Required work — In the article text below, rewrite the paragraph beginning "Another example is ClassPass" as a short bulleted list that keeps its main facts.

Document text —
□ □ □ □ □ □ □

Another example is ClassPass, which allows subscribers to pay a flat rate monthly fee and attend any type of fitness class they like in their locality. This is a boon for folks want to exercise but do not have the motivation or time to visit the gym every day. Such users love the ClassPass as it allows them to experiment with different fitness styles like yoga, spin cycling, kickboxing, Zumba and a dozen others without paying through the nose for every individual membership. So, the real problem was not just cost but motivation which ClassPass was able to identify and solve.
In conclusion, most business fail to innovate because they are stuck in a revolving door of trying to respond to customer requests for incremental changes. This helps in the short run but makes them vulnerable if a new disruptor arrives on the scene. To make matters worse, resources and brainpower that should be applied to “inventing the future” are wasted on superficial changes that makes the company rigid to new changes.
There are some rare cases where incremental innovation works, but if you want to transform an entire industry then follow Ford’s advice – listen, but don’t listen! Listen to customer problems, not customer solutions.
Liked the conclusion – listen to customer pain points, not their solutions. The concept of “design thinking” also works on a similar way, where you explore out the box ideas that are flexible enough to be new but easy to implement.
Thanks Bonnie, design thinking is a very creative concept to spur innovation
Totally agree with the last lines. Different customers will have diverse and varied feedback and this can lead to multiple fixes which is not a good thing. Rather a holistic view leads to a better solution.
Agree.
‘Ask customers their pain points, but not for solutions’ – So true!
I believe most of the great inventions are done focussing on customer problems and not really focussing on their conventional demands/choices. Totally agree!
Thank you so much for the feedback.
Great point! Understand the problem and not just focus on what is being asked of! I usually try the 5 why’s to get to the core of the problem/ask.
The 5 whys are a great idea!
Agree. I work in the field of human resources and feel the same pain. You ask employee what they want they may say the same 3/4 things. Instead you have to appeal to their emotions to what they are not saying…. great article Ann. One may argue that not listening is arrogant or presumptuous that you know more… but yes you are the expert you do know more. And you have the responsibility to bring that expertise to drive innovation. And innovation requires you to risk it all.

□ □ □ □ □ □ □

[Records from a data collection]
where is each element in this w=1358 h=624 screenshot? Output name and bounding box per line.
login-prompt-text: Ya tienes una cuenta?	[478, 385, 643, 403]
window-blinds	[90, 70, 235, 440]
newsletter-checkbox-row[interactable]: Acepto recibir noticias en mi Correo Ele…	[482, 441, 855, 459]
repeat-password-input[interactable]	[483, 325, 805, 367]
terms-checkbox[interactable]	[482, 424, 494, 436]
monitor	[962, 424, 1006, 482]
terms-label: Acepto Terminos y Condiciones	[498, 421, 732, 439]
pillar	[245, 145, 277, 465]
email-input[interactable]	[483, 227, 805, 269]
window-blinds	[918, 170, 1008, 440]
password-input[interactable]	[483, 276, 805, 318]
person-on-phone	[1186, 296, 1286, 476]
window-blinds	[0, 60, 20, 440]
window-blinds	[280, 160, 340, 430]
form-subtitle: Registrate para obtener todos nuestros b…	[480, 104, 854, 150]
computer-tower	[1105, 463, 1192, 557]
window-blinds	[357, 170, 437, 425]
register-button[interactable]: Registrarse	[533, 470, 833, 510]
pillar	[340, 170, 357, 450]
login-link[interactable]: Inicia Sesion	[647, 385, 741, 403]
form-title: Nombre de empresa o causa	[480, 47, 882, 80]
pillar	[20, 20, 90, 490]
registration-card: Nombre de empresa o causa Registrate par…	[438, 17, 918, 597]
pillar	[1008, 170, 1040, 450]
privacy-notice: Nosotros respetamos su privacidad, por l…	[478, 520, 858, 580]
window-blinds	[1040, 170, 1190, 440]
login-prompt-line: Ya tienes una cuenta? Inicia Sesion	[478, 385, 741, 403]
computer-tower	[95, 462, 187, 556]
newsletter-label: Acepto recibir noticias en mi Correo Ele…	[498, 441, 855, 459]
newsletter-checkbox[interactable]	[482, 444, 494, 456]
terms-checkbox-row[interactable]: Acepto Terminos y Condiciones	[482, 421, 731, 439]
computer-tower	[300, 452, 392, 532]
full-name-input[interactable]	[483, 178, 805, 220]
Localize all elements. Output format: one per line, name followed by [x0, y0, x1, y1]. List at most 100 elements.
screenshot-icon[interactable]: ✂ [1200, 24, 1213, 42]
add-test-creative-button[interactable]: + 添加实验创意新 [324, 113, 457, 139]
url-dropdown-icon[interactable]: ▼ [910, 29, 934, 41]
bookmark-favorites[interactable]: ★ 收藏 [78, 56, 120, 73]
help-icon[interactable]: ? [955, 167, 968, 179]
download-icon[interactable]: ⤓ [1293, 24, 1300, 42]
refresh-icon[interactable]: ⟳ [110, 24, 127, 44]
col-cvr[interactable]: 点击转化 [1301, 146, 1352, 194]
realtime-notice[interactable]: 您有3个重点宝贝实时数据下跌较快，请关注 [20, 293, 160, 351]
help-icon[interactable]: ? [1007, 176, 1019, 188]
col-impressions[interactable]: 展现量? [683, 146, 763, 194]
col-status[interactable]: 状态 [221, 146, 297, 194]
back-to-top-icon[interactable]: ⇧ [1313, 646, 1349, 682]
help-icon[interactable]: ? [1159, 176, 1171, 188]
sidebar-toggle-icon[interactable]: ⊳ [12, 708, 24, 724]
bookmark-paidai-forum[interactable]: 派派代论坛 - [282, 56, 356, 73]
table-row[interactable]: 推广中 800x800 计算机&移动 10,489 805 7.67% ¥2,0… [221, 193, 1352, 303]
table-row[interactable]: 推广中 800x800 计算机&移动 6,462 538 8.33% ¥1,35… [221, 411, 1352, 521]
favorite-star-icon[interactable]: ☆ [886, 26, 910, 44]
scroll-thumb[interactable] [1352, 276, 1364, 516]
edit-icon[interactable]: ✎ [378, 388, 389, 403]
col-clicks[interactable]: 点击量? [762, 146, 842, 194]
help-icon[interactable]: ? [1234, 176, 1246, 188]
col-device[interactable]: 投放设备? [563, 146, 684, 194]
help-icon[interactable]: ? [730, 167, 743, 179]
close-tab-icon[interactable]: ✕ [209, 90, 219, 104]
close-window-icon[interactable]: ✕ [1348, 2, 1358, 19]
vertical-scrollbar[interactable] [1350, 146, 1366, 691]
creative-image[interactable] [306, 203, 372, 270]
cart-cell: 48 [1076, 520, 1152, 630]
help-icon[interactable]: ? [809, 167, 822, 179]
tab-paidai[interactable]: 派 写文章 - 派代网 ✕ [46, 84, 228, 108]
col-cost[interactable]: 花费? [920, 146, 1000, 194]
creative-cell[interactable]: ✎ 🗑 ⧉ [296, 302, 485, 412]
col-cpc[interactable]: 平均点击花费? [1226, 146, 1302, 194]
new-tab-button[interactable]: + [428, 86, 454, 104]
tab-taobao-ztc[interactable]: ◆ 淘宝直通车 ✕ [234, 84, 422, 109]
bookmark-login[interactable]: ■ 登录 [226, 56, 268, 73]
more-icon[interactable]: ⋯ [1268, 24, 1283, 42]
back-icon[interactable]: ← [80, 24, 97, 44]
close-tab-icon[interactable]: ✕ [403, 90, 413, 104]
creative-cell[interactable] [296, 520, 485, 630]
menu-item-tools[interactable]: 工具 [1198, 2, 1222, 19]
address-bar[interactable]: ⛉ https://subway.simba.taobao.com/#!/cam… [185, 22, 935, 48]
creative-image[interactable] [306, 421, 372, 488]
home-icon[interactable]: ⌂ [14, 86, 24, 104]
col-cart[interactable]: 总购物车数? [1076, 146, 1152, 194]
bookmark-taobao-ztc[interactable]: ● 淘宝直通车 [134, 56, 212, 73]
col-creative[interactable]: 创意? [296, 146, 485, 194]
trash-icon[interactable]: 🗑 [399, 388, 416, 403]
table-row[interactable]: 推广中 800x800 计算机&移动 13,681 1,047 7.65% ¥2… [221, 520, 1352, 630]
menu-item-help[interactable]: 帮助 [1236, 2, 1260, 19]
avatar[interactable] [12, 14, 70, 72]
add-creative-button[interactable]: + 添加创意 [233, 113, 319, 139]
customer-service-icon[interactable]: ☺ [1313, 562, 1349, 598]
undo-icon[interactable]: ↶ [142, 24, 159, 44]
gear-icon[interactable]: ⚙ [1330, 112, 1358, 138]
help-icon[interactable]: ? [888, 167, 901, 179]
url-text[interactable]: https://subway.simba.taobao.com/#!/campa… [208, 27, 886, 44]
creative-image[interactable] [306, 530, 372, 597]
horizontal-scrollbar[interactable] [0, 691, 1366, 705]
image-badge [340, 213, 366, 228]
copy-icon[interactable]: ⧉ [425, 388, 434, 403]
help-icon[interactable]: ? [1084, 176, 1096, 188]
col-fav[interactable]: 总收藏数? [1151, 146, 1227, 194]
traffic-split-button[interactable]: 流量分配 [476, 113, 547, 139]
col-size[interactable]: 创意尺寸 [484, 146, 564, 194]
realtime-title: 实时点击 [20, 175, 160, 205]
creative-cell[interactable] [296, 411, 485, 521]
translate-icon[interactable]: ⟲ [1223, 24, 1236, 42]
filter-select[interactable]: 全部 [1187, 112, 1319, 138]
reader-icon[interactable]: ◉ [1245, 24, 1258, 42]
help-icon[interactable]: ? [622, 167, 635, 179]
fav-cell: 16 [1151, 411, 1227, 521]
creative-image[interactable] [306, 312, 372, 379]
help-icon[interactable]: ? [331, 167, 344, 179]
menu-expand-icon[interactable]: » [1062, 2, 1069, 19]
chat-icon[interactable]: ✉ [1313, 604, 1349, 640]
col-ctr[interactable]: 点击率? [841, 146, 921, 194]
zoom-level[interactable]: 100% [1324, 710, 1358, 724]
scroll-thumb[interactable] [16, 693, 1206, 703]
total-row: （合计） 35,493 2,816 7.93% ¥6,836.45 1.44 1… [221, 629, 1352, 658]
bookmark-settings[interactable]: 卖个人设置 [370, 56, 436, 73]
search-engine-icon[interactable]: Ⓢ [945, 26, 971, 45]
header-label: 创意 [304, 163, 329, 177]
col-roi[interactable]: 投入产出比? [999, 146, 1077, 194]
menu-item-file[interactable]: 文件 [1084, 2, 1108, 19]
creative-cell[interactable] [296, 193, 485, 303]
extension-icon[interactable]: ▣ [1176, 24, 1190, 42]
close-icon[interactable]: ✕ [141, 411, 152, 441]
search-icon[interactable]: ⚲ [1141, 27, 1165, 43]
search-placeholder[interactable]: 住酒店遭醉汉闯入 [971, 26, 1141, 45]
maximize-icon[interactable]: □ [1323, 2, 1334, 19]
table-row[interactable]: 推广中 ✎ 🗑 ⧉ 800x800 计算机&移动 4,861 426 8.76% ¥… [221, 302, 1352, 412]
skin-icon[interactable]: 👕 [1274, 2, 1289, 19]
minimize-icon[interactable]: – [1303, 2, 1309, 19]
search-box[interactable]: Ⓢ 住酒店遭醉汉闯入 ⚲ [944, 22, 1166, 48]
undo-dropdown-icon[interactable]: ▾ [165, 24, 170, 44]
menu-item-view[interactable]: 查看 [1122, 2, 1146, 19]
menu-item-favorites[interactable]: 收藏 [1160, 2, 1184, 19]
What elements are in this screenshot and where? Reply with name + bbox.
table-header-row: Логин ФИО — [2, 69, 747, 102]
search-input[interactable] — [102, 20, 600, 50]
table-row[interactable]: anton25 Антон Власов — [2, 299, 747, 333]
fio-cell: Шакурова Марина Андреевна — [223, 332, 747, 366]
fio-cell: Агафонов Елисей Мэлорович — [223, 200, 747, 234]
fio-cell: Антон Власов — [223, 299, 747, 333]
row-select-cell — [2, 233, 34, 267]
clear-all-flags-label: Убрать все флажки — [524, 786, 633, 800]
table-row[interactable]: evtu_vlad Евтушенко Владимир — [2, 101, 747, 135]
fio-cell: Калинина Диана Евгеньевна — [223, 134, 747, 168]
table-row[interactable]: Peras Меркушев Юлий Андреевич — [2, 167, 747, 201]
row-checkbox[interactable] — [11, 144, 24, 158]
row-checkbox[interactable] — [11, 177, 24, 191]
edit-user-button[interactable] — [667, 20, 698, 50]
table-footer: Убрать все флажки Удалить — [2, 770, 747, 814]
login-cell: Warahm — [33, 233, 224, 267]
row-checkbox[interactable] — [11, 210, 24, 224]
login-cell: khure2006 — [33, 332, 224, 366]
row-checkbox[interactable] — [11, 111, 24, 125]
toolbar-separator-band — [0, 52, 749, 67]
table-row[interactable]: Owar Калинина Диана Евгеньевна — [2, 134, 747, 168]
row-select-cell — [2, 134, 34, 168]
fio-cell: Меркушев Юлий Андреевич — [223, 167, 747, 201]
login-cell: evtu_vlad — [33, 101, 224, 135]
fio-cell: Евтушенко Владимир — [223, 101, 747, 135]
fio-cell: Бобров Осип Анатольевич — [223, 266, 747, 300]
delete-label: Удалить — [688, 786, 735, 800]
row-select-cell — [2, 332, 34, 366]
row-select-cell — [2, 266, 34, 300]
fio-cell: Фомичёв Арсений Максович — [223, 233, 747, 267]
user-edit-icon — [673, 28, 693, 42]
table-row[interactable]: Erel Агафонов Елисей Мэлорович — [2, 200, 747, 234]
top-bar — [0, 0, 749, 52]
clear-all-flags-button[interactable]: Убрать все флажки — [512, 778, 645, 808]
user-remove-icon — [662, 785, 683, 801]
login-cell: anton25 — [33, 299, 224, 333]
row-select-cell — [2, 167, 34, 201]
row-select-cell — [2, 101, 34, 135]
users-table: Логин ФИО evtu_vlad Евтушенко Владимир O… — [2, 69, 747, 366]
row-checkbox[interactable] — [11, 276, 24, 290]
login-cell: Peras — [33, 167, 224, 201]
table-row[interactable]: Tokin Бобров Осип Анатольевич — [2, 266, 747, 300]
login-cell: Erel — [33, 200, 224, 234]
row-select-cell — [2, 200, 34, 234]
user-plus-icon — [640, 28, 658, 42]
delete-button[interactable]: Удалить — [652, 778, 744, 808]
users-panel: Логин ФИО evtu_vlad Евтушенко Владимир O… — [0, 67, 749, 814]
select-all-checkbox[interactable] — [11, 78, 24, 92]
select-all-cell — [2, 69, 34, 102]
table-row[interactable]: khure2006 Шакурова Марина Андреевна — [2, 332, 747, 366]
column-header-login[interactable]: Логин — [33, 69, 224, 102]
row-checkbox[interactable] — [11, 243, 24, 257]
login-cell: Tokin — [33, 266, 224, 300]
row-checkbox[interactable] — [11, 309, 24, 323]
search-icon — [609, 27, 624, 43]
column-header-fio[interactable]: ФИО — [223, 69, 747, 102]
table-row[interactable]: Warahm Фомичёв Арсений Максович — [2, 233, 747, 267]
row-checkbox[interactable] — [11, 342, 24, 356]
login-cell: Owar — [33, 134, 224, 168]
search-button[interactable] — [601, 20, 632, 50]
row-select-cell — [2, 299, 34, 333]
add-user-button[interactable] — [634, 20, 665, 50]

□ □ □ □ □ □ □

Exercise output —
- ClassPass lets subscribers pay a flat monthly fee to attend any type of fitness class in their area.
- It benefits people who want to exercise but lack the motivation or time to visit the gym every day.
- Users can try styles such as yoga, spin cycling, kickboxing and Zumba without paying for each membership separately.
- The real problem ClassPass identified and solved was motivation, not only cost.